Document transcription data
<<<<
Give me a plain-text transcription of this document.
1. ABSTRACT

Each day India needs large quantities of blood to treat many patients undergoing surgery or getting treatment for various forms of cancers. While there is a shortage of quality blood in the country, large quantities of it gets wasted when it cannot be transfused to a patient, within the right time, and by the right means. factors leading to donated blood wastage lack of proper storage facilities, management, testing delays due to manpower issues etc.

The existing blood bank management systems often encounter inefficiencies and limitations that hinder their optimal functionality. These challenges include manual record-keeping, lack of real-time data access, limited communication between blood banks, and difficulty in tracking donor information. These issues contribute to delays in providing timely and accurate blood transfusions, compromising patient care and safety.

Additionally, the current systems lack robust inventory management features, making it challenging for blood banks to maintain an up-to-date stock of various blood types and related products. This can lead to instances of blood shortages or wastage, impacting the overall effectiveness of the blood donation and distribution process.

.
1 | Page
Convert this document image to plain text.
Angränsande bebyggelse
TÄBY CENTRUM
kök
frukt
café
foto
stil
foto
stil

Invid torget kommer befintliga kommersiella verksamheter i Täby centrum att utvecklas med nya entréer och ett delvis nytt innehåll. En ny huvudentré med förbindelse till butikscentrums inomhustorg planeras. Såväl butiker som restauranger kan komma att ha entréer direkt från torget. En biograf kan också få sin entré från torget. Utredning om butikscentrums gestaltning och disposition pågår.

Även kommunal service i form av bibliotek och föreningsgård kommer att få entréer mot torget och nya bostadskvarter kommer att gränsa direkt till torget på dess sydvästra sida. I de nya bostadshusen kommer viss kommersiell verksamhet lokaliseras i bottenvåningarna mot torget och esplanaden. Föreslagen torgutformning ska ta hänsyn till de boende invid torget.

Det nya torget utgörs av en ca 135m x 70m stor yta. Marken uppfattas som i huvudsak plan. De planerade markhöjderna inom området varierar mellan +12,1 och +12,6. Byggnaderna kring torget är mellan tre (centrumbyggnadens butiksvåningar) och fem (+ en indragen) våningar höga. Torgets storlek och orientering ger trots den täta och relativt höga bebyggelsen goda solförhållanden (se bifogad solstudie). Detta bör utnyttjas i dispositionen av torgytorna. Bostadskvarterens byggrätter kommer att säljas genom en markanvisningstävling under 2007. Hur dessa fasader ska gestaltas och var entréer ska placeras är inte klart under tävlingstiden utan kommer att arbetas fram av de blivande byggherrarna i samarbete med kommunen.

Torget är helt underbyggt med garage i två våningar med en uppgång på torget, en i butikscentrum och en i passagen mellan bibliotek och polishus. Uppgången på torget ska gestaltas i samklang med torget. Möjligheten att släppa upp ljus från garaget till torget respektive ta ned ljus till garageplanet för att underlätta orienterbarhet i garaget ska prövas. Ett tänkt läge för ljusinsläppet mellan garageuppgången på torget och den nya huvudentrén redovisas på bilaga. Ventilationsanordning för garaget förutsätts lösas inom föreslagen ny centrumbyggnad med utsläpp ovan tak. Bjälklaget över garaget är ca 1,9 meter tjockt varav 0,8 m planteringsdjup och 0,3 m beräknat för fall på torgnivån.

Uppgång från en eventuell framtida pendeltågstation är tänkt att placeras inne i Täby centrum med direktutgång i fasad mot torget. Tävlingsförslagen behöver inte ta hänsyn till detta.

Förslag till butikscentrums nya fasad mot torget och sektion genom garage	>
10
>>>>
**Exercise brief**. In the records, which lines mention the word "butikscentrums"? Copy those lines.

**Solution to this exercise**.
Invid torget kommer befintliga kommersiella verksamheter i Täby centrum att utvecklas med nya entréer och ett delvis nytt innehåll. En ny huvudentré med förbindelse till butikscentrums inomhustorg planeras. Såväl butiker som restauranger kan komma att ha entréer direkt från torget. En biograf kan också få sin entré från torget. Utredning om butikscentrums gestaltning och disposition pågår.
Förslag till butikscentrums nya fasad mot torget och sektion genom garage	>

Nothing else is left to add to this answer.